Set task: Below are the records. List every line holding the word "Searching".

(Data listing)
## begin

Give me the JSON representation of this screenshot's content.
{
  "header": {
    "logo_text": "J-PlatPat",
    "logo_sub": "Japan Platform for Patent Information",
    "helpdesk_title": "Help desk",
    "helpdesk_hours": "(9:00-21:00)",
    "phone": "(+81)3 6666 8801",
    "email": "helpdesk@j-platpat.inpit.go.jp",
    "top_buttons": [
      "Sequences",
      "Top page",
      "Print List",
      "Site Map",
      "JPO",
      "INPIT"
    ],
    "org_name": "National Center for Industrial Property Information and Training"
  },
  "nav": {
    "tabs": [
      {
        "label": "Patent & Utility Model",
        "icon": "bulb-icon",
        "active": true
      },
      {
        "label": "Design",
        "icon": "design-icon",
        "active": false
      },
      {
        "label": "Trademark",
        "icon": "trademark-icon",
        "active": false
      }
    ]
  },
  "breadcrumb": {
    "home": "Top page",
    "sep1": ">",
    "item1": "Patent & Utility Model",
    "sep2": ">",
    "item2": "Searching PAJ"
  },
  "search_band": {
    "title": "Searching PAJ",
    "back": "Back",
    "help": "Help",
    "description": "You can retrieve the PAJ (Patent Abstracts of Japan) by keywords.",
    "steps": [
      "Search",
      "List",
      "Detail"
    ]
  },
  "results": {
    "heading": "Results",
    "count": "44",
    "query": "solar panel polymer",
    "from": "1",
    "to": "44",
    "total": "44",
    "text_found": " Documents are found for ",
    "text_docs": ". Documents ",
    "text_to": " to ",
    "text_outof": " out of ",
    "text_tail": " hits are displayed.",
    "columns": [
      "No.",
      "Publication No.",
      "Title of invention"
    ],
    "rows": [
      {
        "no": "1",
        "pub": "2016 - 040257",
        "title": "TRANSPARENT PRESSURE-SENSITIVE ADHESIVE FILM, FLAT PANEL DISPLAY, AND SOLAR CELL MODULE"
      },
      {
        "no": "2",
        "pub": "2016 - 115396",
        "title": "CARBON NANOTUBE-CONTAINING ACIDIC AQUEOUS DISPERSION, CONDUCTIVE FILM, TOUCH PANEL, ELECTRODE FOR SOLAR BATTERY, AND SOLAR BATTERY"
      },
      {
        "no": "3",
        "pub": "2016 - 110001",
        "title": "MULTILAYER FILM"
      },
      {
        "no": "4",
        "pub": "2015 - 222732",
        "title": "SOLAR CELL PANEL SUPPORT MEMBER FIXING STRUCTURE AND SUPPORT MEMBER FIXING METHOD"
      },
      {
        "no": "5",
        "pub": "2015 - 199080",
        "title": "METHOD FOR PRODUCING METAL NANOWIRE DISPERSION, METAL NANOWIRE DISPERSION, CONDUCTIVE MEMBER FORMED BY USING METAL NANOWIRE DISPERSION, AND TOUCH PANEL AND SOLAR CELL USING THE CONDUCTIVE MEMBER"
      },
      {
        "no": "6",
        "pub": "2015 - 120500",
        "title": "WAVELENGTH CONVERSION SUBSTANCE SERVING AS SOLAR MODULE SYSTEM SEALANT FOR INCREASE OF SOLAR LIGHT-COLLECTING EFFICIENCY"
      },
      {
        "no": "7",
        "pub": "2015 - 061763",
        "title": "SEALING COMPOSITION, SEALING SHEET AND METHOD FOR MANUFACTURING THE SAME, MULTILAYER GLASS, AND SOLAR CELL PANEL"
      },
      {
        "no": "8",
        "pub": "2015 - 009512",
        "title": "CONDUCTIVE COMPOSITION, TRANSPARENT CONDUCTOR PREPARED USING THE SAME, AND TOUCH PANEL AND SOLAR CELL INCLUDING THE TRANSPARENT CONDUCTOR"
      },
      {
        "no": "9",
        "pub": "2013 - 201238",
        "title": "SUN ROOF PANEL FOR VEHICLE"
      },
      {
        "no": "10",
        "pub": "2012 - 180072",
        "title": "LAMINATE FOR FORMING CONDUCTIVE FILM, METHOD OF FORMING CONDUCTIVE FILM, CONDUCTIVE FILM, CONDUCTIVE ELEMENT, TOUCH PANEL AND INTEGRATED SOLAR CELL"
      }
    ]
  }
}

## end

Problem solution:
    "item2": "Searching PAJ"
    "title": "Searching PAJ",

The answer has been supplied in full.